DIRECTIONS: Return the records that follow, matching each one exactly.
----------------
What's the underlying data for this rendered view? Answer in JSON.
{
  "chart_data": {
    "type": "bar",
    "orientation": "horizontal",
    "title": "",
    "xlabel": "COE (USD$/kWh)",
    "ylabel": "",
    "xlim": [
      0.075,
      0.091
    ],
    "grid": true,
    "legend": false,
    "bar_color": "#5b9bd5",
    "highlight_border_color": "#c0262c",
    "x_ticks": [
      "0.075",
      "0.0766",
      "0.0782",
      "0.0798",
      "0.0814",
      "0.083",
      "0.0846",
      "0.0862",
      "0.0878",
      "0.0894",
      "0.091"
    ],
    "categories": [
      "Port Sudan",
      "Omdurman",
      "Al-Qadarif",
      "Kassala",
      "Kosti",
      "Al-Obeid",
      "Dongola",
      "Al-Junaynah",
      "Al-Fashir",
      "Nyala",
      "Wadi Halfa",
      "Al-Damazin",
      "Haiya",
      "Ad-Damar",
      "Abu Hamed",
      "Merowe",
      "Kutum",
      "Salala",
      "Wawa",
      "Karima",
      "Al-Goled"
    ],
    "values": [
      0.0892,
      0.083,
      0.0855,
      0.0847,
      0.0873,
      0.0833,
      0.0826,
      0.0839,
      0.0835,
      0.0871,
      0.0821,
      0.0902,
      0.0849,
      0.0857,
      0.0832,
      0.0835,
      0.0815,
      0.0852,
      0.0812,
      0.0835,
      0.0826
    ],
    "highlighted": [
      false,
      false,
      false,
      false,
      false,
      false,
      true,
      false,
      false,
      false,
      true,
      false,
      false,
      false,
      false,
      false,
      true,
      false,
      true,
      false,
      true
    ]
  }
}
----------------
EXERCISE SOLUTION:
What's the underlying data for this rendered view? Answer in JSON.
{
  "chart_data": {
    "type": "bar",
    "orientation": "horizontal",
    "title": "",
    "xlabel": "COE (USD$/kWh)",
    "ylabel": "",
    "xlim": [
      0.075,
      0.091
    ],
    "grid": true,
    "legend": false,
    "bar_color": "#5b9bd5",
    "highlight_border_color": "#c0262c",
    "x_ticks": [
      "0.075",
      "0.0766",
      "0.0782",
      "0.0798",
      "0.0814",
      "0.083",
      "0.0846",
      "0.0862",
      "0.0878",
      "0.0894",
      "0.091"
    ],
    "categories": [
      "Port Sudan",
      "Omdurman",
      "Al-Qadarif",
      "Kassala",
      "Kosti",
      "Al-Obeid",
      "Dongola",
      "Al-Junaynah",
      "Al-Fashir",
      "Nyala",
      "Wadi Halfa",
      "Al-Damazin",
      "Haiya",
      "Ad-Damar",
      "Abu Hamed",
      "Merowe",
      "Kutum",
      "Salala",
      "Wawa",
      "Karima",
      "Al-Goled"
    ],
    "values": [
      0.0892,
      0.083,
      0.0855,
      0.0847,
      0.0873,
      0.0833,
      0.0826,
      0.0839,
      0.0835,
      0.0871,
      0.0821,
      0.0902,
      0.0849,
      0.0857,
      0.0832,
      0.0835,
      0.0815,
      0.0852,
      0.0812,
      0.0835,
      0.0826
    ],
    "highlighted": [
      false,
      false,
      false,
      false,
      false,
      false,
      true,
      false,
      false,
      false,
      true,
      false,
      false,
      false,
      false,
      false,
      true,
      false,
      true,
      false,
      true
    ]
  }
}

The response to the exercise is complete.